• PROMPT
Look through the records below, and copy out every line that holds the string "this".

-- Start RECORDS TO PROCESS --

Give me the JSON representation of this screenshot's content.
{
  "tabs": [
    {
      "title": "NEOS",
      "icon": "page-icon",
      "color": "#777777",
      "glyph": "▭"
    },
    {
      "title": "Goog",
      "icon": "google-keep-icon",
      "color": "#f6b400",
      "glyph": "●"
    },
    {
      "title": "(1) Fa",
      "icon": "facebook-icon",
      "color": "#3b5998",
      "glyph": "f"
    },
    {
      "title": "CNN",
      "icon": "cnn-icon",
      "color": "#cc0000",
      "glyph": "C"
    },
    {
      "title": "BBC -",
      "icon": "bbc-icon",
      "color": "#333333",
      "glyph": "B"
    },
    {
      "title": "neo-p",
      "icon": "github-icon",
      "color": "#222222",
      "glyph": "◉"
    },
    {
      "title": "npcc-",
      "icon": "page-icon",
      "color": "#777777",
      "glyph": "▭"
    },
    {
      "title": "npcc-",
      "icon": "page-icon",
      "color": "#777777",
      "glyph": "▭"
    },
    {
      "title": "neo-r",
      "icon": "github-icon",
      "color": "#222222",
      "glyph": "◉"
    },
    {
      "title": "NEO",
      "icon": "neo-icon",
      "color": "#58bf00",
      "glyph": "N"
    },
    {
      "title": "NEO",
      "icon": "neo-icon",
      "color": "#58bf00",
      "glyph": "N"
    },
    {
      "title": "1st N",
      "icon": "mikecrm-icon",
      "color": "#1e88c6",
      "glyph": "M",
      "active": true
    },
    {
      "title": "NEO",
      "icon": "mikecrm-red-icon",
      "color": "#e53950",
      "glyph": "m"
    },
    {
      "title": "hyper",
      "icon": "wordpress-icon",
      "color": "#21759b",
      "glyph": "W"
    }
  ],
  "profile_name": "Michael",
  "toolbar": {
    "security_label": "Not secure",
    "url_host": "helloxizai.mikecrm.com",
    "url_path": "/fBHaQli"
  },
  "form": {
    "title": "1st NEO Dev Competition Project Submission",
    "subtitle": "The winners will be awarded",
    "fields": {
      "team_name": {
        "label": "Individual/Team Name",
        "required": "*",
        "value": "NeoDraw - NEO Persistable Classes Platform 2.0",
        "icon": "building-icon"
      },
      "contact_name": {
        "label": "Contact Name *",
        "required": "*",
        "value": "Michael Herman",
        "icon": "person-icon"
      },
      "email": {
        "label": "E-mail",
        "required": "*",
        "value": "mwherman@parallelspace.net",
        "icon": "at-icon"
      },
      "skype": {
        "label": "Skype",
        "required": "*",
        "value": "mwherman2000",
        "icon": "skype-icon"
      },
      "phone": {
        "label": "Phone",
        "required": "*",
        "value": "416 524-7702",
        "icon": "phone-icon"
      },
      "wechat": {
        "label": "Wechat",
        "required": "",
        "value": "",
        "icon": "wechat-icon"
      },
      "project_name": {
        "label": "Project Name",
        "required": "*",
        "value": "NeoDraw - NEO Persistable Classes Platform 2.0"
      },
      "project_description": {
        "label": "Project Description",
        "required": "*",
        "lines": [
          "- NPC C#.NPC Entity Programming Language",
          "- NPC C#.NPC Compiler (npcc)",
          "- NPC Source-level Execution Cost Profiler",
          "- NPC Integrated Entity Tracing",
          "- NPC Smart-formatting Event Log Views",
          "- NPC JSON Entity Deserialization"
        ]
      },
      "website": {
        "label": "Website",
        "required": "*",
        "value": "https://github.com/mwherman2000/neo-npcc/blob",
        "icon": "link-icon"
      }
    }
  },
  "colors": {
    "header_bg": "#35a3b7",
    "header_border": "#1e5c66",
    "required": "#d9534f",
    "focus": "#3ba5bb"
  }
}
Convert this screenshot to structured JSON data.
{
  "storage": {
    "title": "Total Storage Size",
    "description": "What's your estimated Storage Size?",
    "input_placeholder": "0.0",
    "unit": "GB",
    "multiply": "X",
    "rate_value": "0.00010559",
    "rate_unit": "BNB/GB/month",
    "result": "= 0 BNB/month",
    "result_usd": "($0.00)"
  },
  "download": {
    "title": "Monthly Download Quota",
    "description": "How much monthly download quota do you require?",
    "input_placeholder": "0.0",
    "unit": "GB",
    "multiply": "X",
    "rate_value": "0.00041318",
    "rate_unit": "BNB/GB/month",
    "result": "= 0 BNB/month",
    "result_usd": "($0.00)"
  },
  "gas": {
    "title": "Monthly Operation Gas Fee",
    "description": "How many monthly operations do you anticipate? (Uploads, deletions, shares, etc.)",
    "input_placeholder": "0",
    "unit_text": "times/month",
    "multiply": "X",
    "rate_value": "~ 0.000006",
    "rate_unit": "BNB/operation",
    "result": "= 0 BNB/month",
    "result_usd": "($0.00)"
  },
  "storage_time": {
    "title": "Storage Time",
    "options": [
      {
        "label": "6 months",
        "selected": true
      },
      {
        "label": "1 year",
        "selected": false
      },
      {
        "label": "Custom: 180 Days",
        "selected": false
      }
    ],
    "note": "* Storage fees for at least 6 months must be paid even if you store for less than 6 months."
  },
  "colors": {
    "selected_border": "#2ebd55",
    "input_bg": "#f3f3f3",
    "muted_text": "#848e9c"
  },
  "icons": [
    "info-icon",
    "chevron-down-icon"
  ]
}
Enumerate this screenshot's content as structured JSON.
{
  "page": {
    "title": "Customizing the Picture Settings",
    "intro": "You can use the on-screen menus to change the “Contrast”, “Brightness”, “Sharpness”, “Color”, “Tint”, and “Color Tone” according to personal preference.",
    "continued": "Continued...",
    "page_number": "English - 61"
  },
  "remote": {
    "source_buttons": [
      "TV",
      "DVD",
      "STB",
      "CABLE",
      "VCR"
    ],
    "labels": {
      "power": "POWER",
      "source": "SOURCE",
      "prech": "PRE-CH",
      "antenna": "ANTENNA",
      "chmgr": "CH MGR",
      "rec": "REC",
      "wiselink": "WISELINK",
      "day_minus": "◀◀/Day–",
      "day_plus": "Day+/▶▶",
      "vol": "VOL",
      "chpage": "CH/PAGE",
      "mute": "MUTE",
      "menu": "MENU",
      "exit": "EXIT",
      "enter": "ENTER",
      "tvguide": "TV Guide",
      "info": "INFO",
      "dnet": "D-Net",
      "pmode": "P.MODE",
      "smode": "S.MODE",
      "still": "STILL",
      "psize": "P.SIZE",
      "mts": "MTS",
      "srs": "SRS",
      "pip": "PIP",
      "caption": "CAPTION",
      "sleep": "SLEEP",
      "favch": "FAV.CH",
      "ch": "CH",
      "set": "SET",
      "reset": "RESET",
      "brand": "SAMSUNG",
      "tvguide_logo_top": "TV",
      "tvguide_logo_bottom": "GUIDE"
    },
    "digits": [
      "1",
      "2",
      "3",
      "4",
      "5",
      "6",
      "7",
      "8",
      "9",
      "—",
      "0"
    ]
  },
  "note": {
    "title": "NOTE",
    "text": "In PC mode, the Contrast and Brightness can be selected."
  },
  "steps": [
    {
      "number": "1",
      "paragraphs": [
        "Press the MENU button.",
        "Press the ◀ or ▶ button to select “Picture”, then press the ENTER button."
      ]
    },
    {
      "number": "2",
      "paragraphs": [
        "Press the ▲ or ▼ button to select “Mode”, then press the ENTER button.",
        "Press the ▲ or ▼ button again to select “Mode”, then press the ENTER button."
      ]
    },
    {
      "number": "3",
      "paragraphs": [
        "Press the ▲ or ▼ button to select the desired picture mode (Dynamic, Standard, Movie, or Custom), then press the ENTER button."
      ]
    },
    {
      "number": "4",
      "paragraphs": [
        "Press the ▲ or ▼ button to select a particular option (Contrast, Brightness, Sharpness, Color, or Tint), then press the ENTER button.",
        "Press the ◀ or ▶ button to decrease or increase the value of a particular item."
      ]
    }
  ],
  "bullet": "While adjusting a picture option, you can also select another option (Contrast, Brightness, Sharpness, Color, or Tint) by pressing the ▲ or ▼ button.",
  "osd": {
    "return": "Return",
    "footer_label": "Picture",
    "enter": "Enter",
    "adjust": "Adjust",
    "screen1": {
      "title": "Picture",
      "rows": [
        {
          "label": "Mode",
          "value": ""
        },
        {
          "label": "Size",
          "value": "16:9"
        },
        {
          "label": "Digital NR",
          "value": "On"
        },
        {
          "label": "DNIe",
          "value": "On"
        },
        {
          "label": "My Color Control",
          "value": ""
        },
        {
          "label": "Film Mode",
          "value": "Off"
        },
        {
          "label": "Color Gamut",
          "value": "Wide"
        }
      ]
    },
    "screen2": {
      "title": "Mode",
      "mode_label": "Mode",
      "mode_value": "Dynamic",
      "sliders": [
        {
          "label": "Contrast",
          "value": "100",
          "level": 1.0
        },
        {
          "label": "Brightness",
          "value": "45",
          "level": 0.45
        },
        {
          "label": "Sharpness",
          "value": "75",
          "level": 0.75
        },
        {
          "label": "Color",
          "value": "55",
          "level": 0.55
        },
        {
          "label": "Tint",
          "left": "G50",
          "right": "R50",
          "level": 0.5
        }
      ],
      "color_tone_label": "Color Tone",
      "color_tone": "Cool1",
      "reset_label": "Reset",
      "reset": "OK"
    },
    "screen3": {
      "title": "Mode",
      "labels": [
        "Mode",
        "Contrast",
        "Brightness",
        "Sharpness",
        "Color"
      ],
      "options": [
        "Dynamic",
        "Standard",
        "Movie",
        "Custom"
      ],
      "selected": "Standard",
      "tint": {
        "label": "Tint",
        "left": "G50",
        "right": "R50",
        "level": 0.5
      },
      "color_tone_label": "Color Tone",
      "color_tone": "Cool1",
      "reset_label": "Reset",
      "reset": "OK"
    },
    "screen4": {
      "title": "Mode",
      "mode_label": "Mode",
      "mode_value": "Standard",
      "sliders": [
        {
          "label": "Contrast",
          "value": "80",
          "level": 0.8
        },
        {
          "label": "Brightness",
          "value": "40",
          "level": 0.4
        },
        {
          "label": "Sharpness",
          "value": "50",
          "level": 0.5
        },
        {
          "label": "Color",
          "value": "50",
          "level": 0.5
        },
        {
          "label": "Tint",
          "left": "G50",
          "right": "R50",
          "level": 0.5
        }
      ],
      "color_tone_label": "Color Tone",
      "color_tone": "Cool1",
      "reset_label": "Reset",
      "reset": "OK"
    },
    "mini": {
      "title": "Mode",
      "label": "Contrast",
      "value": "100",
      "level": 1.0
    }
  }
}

-- End RECORDS TO PROCESS --

• SOLVED EXERCISE
Give me the JSON representation of this screenshot's content.
Convert this screenshot to structured JSON data.
Enumerate this screenshot's content as structured JSON.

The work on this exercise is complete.